### EXERCISE REQUIREMENTS
Type every record exactly as it appears.

Dataset records:
==*==

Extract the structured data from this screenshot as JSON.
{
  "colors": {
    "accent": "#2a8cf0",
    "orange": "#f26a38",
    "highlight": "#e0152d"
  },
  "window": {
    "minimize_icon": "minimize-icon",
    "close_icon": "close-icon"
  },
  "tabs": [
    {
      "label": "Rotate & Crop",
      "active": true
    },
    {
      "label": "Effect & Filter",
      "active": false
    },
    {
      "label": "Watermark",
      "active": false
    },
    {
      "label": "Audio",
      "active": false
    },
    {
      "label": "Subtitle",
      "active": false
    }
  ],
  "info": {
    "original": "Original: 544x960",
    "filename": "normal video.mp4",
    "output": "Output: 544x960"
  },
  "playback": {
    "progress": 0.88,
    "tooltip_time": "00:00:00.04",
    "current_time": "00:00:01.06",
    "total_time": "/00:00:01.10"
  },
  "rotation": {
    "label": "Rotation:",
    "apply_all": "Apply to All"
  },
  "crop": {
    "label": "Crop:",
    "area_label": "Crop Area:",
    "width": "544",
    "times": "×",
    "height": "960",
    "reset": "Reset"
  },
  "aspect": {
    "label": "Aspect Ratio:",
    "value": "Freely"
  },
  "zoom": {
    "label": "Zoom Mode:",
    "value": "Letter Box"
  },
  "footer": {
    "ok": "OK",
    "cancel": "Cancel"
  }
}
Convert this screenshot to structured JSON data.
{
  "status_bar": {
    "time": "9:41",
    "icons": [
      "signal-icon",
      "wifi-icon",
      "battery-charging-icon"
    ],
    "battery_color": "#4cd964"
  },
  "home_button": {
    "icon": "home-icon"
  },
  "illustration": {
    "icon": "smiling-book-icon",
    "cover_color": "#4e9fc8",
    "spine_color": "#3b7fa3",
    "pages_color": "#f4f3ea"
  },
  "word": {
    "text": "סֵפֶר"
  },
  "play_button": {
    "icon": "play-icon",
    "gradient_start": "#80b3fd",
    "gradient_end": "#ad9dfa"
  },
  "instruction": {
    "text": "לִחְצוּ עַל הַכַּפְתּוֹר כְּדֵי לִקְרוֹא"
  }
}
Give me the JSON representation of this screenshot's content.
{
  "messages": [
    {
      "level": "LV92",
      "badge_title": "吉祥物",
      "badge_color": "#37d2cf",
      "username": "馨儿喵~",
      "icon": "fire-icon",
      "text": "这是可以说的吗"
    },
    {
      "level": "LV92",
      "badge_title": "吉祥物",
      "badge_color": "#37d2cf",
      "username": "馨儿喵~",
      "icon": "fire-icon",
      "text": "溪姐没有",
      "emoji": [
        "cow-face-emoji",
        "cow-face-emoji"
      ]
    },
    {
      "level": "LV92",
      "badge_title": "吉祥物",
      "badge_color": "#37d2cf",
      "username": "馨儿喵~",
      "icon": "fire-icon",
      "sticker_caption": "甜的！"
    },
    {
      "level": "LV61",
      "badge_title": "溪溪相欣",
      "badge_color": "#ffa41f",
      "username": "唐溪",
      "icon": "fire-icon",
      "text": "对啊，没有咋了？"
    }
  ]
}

==*==

### TASK OUTPUT
Extract the structured data from this screenshot as JSON.
{
  "colors": {
    "accent": "#2a8cf0",
    "orange": "#f26a38",
    "highlight": "#e0152d"
  },
  "window": {
    "minimize_icon": "minimize-icon",
    "close_icon": "close-icon"
  },
  "tabs": [
    {
      "label": "Rotate & Crop",
      "active": true
    },
    {
      "label": "Effect & Filter",
      "active": false
    },
    {
      "label": "Watermark",
      "active": false
    },
    {
      "label": "Audio",
      "active": false
    },
    {
      "label": "Subtitle",
      "active": false
    }
  ],
  "info": {
    "original": "Original: 544x960",
    "filename": "normal video.mp4",
    "output": "Output: 544x960"
  },
  "playback": {
    "progress": 0.88,
    "tooltip_time": "00:00:00.04",
    "current_time": "00:00:01.06",
    "total_time": "/00:00:01.10"
  },
  "rotation": {
    "label": "Rotation:",
    "apply_all": "Apply to All"
  },
  "crop": {
    "label": "Crop:",
    "area_label": "Crop Area:",
    "width": "544",
    "times": "×",
    "height": "960",
    "reset": "Reset"
  },
  "aspect": {
    "label": "Aspect Ratio:",
    "value": "Freely"
  },
  "zoom": {
    "label": "Zoom Mode:",
    "value": "Letter Box"
  },
  "footer": {
    "ok": "OK",
    "cancel": "Cancel"
  }
}
Convert this screenshot to structured JSON data.
{
  "status_bar": {
    "time": "9:41",
    "icons": [
      "signal-icon",
      "wifi-icon",
      "battery-charging-icon"
    ],
    "battery_color": "#4cd964"
  },
  "home_button": {
    "icon": "home-icon"
  },
  "illustration": {
    "icon": "smiling-book-icon",
    "cover_color": "#4e9fc8",
    "spine_color": "#3b7fa3",
    "pages_color": "#f4f3ea"
  },
  "word": {
    "text": "סֵפֶר"
  },
  "play_button": {
    "icon": "play-icon",
    "gradient_start": "#80b3fd",
    "gradient_end": "#ad9dfa"
  },
  "instruction": {
    "text": "לִחְצוּ עַל הַכַּפְתּוֹר כְּדֵי לִקְרוֹא"
  }
}
Give me the JSON representation of this screenshot's content.
{
  "messages": [
    {
      "level": "LV92",
      "badge_title": "吉祥物",
      "badge_color": "#37d2cf",
      "username": "馨儿喵~",
      "icon": "fire-icon",
      "text": "这是可以说的吗"
    },
    {
      "level": "LV92",
      "badge_title": "吉祥物",
      "badge_color": "#37d2cf",
      "username": "馨儿喵~",
      "icon": "fire-icon",
      "text": "溪姐没有",
      "emoji": [
        "cow-face-emoji",
        "cow-face-emoji"
      ]
    },
    {
      "level": "LV92",
      "badge_title": "吉祥物",
      "badge_color": "#37d2cf",
      "username": "馨儿喵~",
      "icon": "fire-icon",
      "sticker_caption": "甜的！"
    },
    {
      "level": "LV61",
      "badge_title": "溪溪相欣",
      "badge_color": "#ffa41f",
      "username": "唐溪",
      "icon": "fire-icon",
      "text": "对啊，没有咋了？"
    }
  ]
}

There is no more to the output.